(Items from a figure collection)
=====

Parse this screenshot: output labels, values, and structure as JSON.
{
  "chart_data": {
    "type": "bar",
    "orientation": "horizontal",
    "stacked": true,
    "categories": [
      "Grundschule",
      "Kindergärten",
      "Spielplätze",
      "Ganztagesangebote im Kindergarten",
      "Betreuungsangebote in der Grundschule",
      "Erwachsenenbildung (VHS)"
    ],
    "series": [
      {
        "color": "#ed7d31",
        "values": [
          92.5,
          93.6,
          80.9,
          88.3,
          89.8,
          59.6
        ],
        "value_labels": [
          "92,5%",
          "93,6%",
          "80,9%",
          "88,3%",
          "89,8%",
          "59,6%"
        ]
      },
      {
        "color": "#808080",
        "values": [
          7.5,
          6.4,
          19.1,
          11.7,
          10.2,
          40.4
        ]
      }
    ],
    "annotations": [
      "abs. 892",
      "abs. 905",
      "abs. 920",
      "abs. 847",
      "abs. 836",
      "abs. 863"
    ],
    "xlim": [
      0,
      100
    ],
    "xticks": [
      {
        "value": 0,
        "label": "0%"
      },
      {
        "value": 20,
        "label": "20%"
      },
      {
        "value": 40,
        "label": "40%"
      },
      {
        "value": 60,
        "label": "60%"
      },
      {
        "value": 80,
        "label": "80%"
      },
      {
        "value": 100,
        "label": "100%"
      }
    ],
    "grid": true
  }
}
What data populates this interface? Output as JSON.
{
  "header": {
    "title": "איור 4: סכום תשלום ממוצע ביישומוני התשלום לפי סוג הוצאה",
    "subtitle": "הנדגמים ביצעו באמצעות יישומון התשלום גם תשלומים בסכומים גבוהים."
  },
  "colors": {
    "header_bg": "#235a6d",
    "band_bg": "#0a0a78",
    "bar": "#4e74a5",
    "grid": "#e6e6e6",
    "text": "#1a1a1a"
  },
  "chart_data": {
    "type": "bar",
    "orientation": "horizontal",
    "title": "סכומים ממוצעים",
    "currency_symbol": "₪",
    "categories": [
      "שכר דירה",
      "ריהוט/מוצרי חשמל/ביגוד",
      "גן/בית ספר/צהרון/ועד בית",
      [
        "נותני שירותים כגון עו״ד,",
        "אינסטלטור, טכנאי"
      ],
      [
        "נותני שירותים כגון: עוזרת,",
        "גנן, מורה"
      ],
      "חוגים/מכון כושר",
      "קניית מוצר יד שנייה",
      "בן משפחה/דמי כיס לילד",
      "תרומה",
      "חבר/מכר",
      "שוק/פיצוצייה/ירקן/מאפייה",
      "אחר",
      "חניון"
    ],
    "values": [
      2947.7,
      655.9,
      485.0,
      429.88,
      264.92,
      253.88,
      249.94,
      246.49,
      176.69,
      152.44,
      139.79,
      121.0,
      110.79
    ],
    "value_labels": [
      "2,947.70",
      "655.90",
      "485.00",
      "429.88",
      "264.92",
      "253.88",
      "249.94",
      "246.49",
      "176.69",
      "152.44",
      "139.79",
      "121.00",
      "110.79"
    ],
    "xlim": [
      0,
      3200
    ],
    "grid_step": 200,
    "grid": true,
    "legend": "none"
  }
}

=====

Check every line of the data above for the string "values", and copy those that have it.

Parse this screenshot: output labels, values, and structure as JSON.
        "values": [
        "values": [
    "values": [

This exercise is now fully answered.